**Given request:**
Write out the full listing exactly as given, minus the images.

++++ Data in this exercise

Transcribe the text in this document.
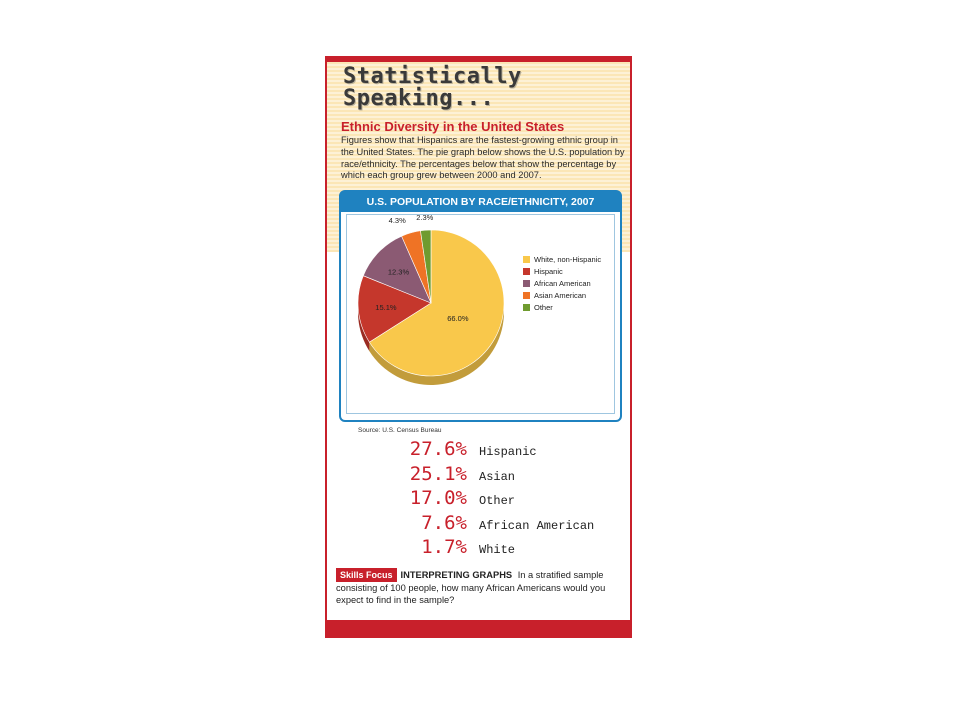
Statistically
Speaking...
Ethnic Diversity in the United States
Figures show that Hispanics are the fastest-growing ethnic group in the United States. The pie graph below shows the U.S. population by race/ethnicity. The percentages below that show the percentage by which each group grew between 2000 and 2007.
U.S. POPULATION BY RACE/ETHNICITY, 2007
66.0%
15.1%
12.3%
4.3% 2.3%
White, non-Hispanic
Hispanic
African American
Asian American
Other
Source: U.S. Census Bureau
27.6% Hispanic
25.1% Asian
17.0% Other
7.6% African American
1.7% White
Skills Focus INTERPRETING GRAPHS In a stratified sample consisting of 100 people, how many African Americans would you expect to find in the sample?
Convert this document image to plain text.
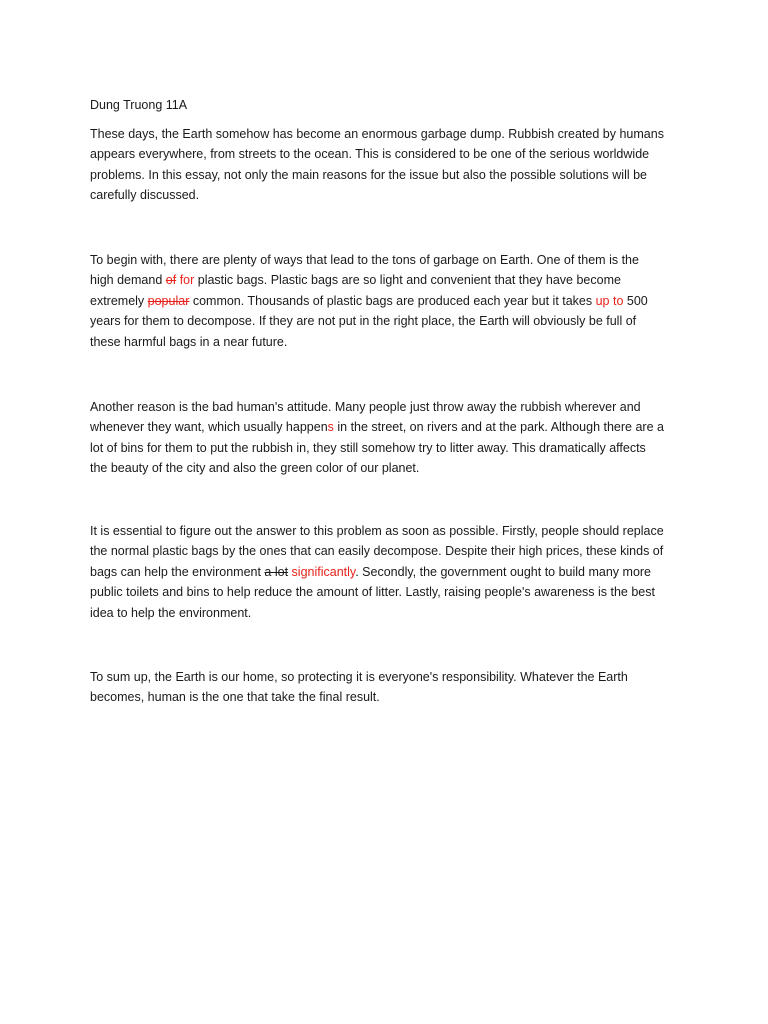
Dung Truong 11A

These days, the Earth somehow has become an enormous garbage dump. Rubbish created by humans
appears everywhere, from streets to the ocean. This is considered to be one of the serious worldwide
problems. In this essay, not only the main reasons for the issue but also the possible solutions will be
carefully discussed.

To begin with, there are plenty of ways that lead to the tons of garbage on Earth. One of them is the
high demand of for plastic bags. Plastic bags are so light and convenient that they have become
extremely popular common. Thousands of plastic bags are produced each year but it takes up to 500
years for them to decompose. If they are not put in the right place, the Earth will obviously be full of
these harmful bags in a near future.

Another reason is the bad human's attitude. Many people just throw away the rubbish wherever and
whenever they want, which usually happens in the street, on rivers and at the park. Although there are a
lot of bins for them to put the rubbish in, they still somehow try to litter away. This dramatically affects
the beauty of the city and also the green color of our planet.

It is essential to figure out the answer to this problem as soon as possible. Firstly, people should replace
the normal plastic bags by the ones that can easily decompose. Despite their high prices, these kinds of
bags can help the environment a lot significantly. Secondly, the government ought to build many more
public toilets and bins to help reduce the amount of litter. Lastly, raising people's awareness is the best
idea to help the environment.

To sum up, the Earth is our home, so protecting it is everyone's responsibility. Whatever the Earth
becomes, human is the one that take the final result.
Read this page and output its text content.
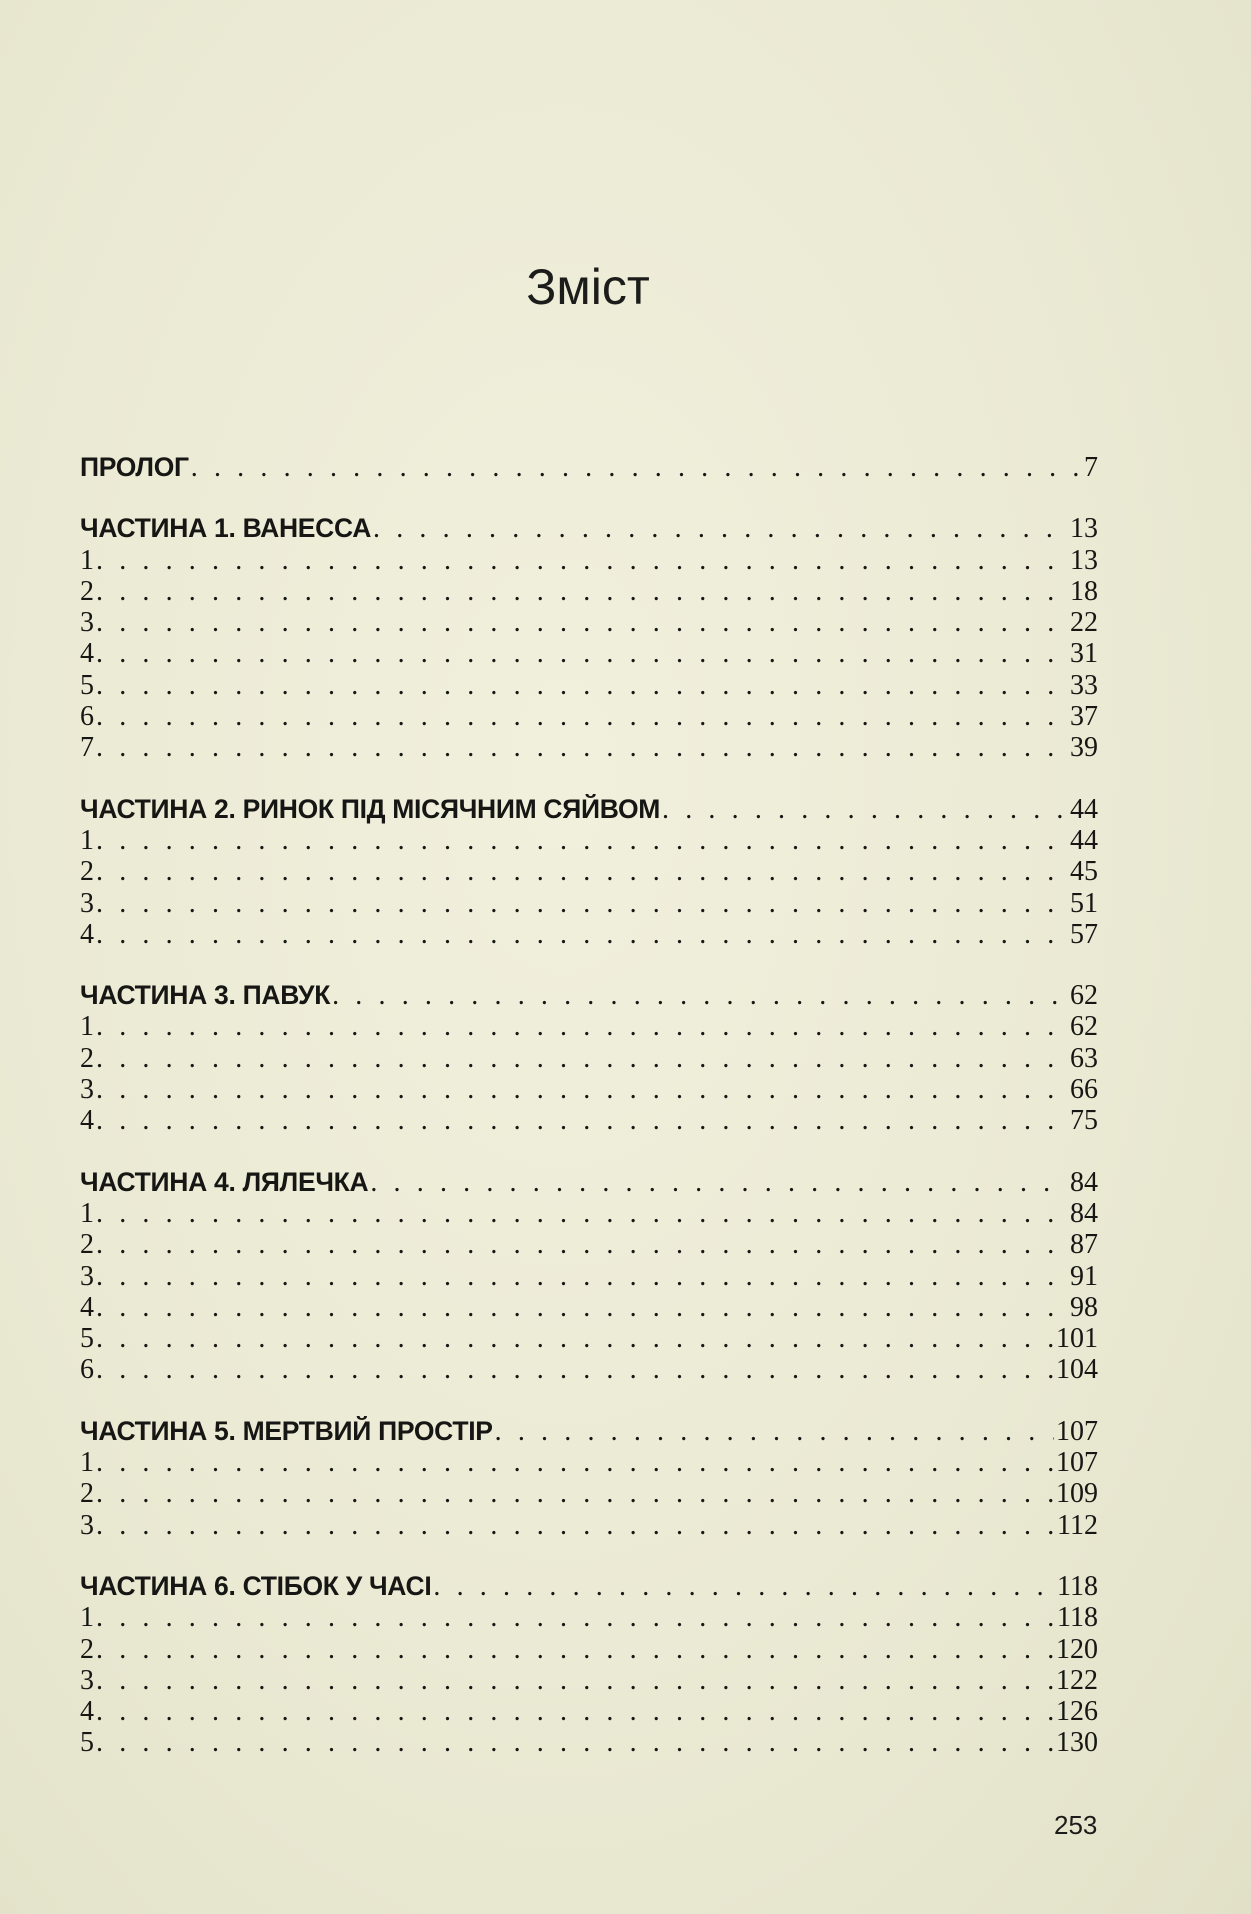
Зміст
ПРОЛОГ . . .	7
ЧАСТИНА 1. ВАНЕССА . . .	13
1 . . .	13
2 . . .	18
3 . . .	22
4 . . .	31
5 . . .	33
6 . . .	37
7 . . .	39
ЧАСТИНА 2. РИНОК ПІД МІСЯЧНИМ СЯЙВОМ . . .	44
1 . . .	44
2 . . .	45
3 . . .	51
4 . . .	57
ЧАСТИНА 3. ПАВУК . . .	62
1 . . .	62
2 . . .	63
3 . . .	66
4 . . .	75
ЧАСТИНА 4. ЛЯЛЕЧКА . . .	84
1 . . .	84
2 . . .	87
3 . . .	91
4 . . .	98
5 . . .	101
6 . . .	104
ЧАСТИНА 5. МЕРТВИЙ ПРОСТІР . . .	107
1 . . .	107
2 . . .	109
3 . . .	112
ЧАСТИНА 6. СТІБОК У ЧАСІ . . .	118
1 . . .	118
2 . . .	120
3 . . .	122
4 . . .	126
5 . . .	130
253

++++++++

**Output for this task:**
Transcribe the text in this document.
Statistically
Speaking...
Ethnic Diversity in the United States
Figures show that Hispanics are the fastest-growing ethnic group in the United States. The pie graph below shows the U.S. population by race/ethnicity. The percentages below that show the percentage by which each group grew between 2000 and 2007.
U.S. POPULATION BY RACE/ETHNICITY, 2007
66.0%
15.1%
12.3%
4.3% 2.3%
White, non-Hispanic
Hispanic
African American
Asian American
Other
Source: U.S. Census Bureau
27.6% Hispanic
25.1% Asian
17.0% Other
7.6% African American
1.7% White
Skills Focus INTERPRETING GRAPHS In a stratified sample consisting of 100 people, how many African Americans would you expect to find in the sample?
Convert this document image to plain text.
Dung Truong 11A

These days, the Earth somehow has become an enormous garbage dump. Rubbish created by humans
appears everywhere, from streets to the ocean. This is considered to be one of the serious worldwide
problems. In this essay, not only the main reasons for the issue but also the possible solutions will be
carefully discussed.

To begin with, there are plenty of ways that lead to the tons of garbage on Earth. One of them is the
high demand of for plastic bags. Plastic bags are so light and convenient that they have become
extremely popular common. Thousands of plastic bags are produced each year but it takes up to 500
years for them to decompose. If they are not put in the right place, the Earth will obviously be full of
these harmful bags in a near future.

Another reason is the bad human's attitude. Many people just throw away the rubbish wherever and
whenever they want, which usually happens in the street, on rivers and at the park. Although there are a
lot of bins for them to put the rubbish in, they still somehow try to litter away. This dramatically affects
the beauty of the city and also the green color of our planet.

It is essential to figure out the answer to this problem as soon as possible. Firstly, people should replace
the normal plastic bags by the ones that can easily decompose. Despite their high prices, these kinds of
bags can help the environment a lot significantly. Secondly, the government ought to build many more
public toilets and bins to help reduce the amount of litter. Lastly, raising people's awareness is the best
idea to help the environment.

To sum up, the Earth is our home, so protecting it is everyone's responsibility. Whatever the Earth
becomes, human is the one that take the final result.
Read this page and output its text content.
Зміст
ПРОЛОГ . . .	7
ЧАСТИНА 1. ВАНЕССА . . .	13
1 . . .	13
2 . . .	18
3 . . .	22
4 . . .	31
5 . . .	33
6 . . .	37
7 . . .	39
ЧАСТИНА 2. РИНОК ПІД МІСЯЧНИМ СЯЙВОМ . . .	44
1 . . .	44
2 . . .	45
3 . . .	51
4 . . .	57
ЧАСТИНА 3. ПАВУК . . .	62
1 . . .	62
2 . . .	63
3 . . .	66
4 . . .	75
ЧАСТИНА 4. ЛЯЛЕЧКА . . .	84
1 . . .	84
2 . . .	87
3 . . .	91
4 . . .	98
5 . . .	101
6 . . .	104
ЧАСТИНА 5. МЕРТВИЙ ПРОСТІР . . .	107
1 . . .	107
2 . . .	109
3 . . .	112
ЧАСТИНА 6. СТІБОК У ЧАСІ . . .	118
1 . . .	118
2 . . .	120
3 . . .	122
4 . . .	126
5 . . .	130
253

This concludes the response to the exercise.